- _Do this_:
Look through the data below and say how many of its lines contain "bulk", adding nothing else.
>>
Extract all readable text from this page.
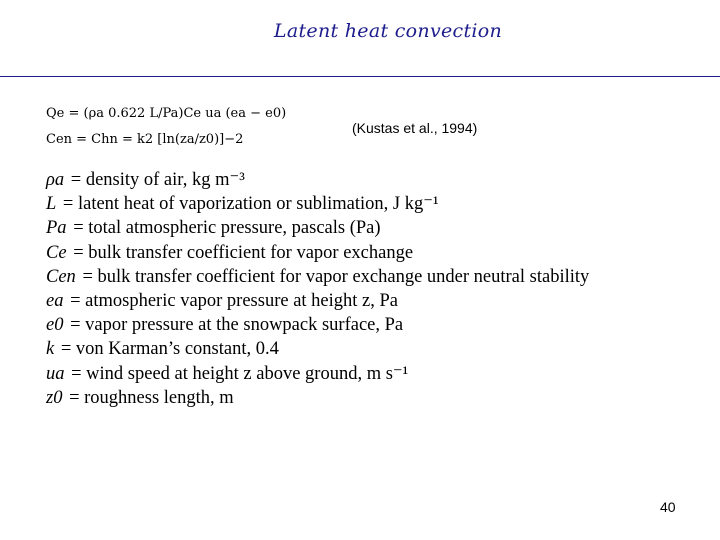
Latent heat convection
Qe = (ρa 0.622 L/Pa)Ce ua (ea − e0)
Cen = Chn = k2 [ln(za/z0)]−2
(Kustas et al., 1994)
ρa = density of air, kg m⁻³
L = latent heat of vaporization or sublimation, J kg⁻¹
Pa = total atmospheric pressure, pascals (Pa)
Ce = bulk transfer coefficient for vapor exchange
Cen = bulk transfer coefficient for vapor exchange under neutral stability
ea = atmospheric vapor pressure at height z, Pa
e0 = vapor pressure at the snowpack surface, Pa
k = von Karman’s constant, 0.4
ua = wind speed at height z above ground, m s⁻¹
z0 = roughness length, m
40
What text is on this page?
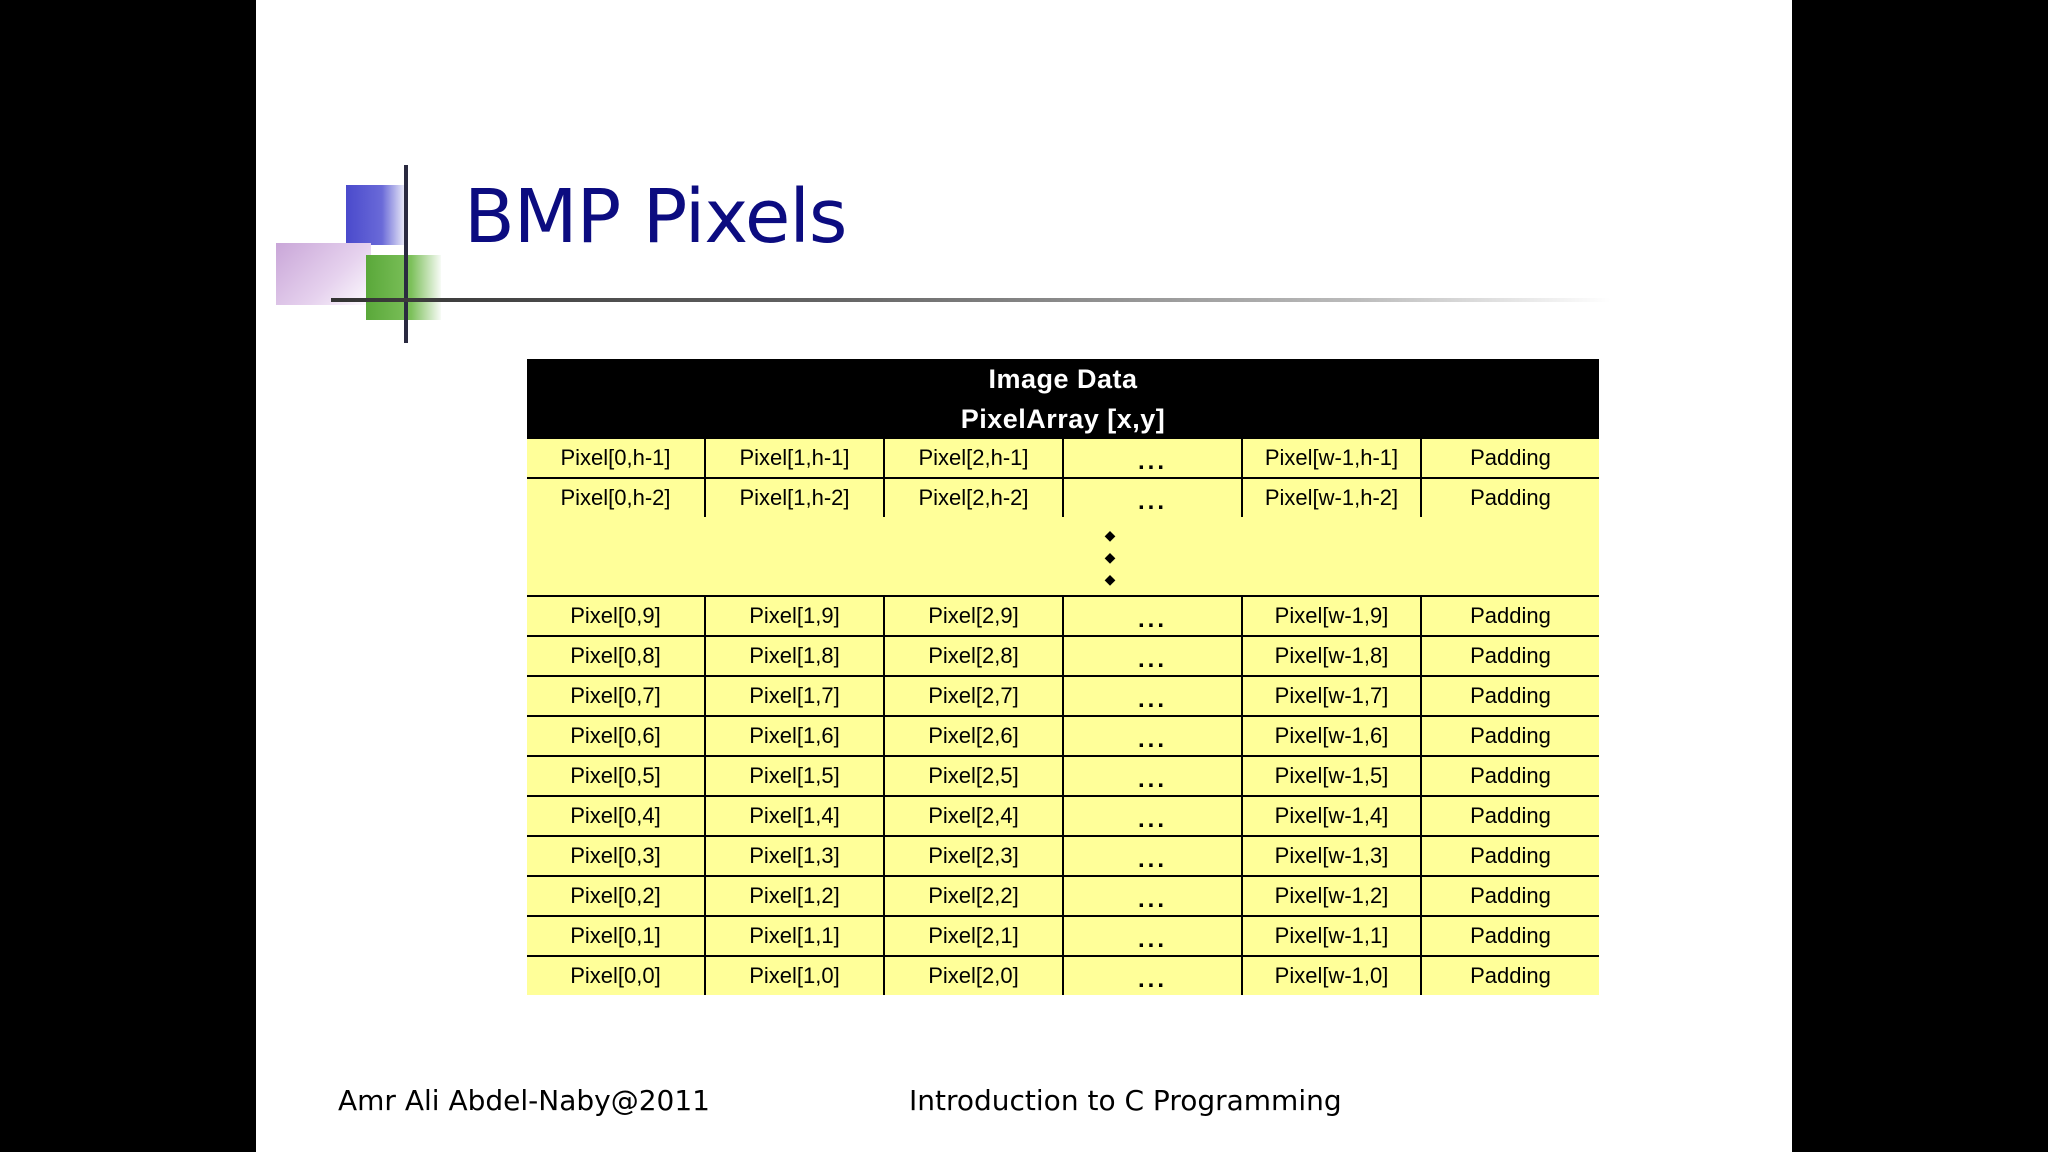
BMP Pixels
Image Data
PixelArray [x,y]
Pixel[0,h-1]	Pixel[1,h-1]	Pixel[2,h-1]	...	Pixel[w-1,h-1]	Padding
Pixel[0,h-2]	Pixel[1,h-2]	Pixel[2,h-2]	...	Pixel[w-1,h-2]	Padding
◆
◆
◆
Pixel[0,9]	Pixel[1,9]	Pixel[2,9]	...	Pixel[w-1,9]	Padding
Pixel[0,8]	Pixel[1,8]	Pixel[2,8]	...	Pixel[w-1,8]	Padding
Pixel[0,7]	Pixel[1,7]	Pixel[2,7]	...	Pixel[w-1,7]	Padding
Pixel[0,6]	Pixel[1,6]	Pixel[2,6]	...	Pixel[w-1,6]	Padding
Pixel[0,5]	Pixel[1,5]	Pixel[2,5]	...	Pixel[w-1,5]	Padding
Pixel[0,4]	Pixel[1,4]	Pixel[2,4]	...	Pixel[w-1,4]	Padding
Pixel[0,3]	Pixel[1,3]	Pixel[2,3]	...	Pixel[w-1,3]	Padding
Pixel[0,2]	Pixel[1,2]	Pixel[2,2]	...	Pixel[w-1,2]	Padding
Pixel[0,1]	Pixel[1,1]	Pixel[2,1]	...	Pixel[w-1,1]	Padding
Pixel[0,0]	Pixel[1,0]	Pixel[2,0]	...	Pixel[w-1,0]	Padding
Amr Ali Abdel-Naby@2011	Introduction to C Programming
<<
- _The answer_:
2